** Stated problem **
Write out all the data again, exactly as it stands.

** Records for this exercise **
================================

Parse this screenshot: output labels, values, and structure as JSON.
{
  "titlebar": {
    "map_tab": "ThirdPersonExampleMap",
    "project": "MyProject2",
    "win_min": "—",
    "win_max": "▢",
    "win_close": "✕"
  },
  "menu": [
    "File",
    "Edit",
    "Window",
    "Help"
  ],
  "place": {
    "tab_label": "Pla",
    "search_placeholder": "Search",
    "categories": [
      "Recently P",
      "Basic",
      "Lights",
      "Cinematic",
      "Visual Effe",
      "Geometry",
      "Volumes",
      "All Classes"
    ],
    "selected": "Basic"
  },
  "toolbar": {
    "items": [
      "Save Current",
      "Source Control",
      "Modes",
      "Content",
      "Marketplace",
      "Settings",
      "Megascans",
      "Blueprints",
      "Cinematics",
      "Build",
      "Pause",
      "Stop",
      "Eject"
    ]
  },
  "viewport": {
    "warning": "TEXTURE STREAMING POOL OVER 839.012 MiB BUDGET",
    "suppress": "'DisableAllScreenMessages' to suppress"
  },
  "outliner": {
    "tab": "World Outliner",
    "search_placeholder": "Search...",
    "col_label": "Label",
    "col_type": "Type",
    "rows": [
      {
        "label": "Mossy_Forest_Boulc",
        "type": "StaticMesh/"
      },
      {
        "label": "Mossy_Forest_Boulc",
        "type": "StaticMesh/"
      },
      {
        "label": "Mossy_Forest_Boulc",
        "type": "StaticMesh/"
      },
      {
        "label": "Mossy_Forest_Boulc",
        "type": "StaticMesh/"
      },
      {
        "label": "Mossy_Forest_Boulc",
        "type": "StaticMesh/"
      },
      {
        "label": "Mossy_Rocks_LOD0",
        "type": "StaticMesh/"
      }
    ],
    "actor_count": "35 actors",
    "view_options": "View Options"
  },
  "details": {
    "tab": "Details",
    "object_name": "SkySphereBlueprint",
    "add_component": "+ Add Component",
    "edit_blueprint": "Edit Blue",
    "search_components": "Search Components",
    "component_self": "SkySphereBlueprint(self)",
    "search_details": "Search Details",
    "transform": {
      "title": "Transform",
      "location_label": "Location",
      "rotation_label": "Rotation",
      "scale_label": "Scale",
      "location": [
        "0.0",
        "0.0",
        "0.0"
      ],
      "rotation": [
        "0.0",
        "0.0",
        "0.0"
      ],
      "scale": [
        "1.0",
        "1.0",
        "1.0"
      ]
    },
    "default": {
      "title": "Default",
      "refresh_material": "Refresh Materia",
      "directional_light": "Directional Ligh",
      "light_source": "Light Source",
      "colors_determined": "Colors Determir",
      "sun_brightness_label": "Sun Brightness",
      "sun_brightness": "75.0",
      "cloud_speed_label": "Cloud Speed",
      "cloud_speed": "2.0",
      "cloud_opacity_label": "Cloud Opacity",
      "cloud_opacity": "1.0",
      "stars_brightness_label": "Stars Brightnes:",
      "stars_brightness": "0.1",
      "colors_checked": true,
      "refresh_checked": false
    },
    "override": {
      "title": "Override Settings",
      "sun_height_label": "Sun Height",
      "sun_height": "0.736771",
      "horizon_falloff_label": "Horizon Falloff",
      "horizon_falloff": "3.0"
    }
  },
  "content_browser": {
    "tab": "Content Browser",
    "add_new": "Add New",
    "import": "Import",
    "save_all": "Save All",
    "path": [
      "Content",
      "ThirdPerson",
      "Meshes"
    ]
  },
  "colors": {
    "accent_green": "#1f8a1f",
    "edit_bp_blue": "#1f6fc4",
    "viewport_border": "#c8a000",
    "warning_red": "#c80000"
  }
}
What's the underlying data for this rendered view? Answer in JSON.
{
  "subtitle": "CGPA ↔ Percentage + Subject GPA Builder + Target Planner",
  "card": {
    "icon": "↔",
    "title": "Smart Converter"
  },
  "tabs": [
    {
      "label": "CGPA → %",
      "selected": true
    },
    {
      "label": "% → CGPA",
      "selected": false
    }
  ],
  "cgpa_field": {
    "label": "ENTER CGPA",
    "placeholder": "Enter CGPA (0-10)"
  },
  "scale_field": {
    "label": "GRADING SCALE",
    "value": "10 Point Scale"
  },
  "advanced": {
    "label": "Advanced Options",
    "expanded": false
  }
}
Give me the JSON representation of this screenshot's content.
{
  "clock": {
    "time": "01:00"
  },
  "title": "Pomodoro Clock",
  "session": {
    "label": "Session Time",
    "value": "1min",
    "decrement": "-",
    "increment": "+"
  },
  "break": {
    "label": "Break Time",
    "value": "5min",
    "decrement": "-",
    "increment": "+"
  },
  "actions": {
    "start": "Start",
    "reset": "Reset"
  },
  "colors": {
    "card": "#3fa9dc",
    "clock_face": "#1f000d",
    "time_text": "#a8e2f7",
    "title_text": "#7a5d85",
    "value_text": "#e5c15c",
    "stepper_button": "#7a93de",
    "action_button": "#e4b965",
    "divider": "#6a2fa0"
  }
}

================================

** Solved exercise **
Parse this screenshot: output labels, values, and structure as JSON.
{
  "titlebar": {
    "map_tab": "ThirdPersonExampleMap",
    "project": "MyProject2",
    "win_min": "—",
    "win_max": "▢",
    "win_close": "✕"
  },
  "menu": [
    "File",
    "Edit",
    "Window",
    "Help"
  ],
  "place": {
    "tab_label": "Pla",
    "search_placeholder": "Search",
    "categories": [
      "Recently P",
      "Basic",
      "Lights",
      "Cinematic",
      "Visual Effe",
      "Geometry",
      "Volumes",
      "All Classes"
    ],
    "selected": "Basic"
  },
  "toolbar": {
    "items": [
      "Save Current",
      "Source Control",
      "Modes",
      "Content",
      "Marketplace",
      "Settings",
      "Megascans",
      "Blueprints",
      "Cinematics",
      "Build",
      "Pause",
      "Stop",
      "Eject"
    ]
  },
  "viewport": {
    "warning": "TEXTURE STREAMING POOL OVER 839.012 MiB BUDGET",
    "suppress": "'DisableAllScreenMessages' to suppress"
  },
  "outliner": {
    "tab": "World Outliner",
    "search_placeholder": "Search...",
    "col_label": "Label",
    "col_type": "Type",
    "rows": [
      {
        "label": "Mossy_Forest_Boulc",
        "type": "StaticMesh/"
      },
      {
        "label": "Mossy_Forest_Boulc",
        "type": "StaticMesh/"
      },
      {
        "label": "Mossy_Forest_Boulc",
        "type": "StaticMesh/"
      },
      {
        "label": "Mossy_Forest_Boulc",
        "type": "StaticMesh/"
      },
      {
        "label": "Mossy_Forest_Boulc",
        "type": "StaticMesh/"
      },
      {
        "label": "Mossy_Rocks_LOD0",
        "type": "StaticMesh/"
      }
    ],
    "actor_count": "35 actors",
    "view_options": "View Options"
  },
  "details": {
    "tab": "Details",
    "object_name": "SkySphereBlueprint",
    "add_component": "+ Add Component",
    "edit_blueprint": "Edit Blue",
    "search_components": "Search Components",
    "component_self": "SkySphereBlueprint(self)",
    "search_details": "Search Details",
    "transform": {
      "title": "Transform",
      "location_label": "Location",
      "rotation_label": "Rotation",
      "scale_label": "Scale",
      "location": [
        "0.0",
        "0.0",
        "0.0"
      ],
      "rotation": [
        "0.0",
        "0.0",
        "0.0"
      ],
      "scale": [
        "1.0",
        "1.0",
        "1.0"
      ]
    },
    "default": {
      "title": "Default",
      "refresh_material": "Refresh Materia",
      "directional_light": "Directional Ligh",
      "light_source": "Light Source",
      "colors_determined": "Colors Determir",
      "sun_brightness_label": "Sun Brightness",
      "sun_brightness": "75.0",
      "cloud_speed_label": "Cloud Speed",
      "cloud_speed": "2.0",
      "cloud_opacity_label": "Cloud Opacity",
      "cloud_opacity": "1.0",
      "stars_brightness_label": "Stars Brightnes:",
      "stars_brightness": "0.1",
      "colors_checked": true,
      "refresh_checked": false
    },
    "override": {
      "title": "Override Settings",
      "sun_height_label": "Sun Height",
      "sun_height": "0.736771",
      "horizon_falloff_label": "Horizon Falloff",
      "horizon_falloff": "3.0"
    }
  },
  "content_browser": {
    "tab": "Content Browser",
    "add_new": "Add New",
    "import": "Import",
    "save_all": "Save All",
    "path": [
      "Content",
      "ThirdPerson",
      "Meshes"
    ]
  },
  "colors": {
    "accent_green": "#1f8a1f",
    "edit_bp_blue": "#1f6fc4",
    "viewport_border": "#c8a000",
    "warning_red": "#c80000"
  }
}
What's the underlying data for this rendered view? Answer in JSON.
{
  "subtitle": "CGPA ↔ Percentage + Subject GPA Builder + Target Planner",
  "card": {
    "icon": "↔",
    "title": "Smart Converter"
  },
  "tabs": [
    {
      "label": "CGPA → %",
      "selected": true
    },
    {
      "label": "% → CGPA",
      "selected": false
    }
  ],
  "cgpa_field": {
    "label": "ENTER CGPA",
    "placeholder": "Enter CGPA (0-10)"
  },
  "scale_field": {
    "label": "GRADING SCALE",
    "value": "10 Point Scale"
  },
  "advanced": {
    "label": "Advanced Options",
    "expanded": false
  }
}
Give me the JSON representation of this screenshot's content.
{
  "clock": {
    "time": "01:00"
  },
  "title": "Pomodoro Clock",
  "session": {
    "label": "Session Time",
    "value": "1min",
    "decrement": "-",
    "increment": "+"
  },
  "break": {
    "label": "Break Time",
    "value": "5min",
    "decrement": "-",
    "increment": "+"
  },
  "actions": {
    "start": "Start",
    "reset": "Reset"
  },
  "colors": {
    "card": "#3fa9dc",
    "clock_face": "#1f000d",
    "time_text": "#a8e2f7",
    "title_text": "#7a5d85",
    "value_text": "#e5c15c",
    "stepper_button": "#7a93de",
    "action_button": "#e4b965",
    "divider": "#6a2fa0"
  }
}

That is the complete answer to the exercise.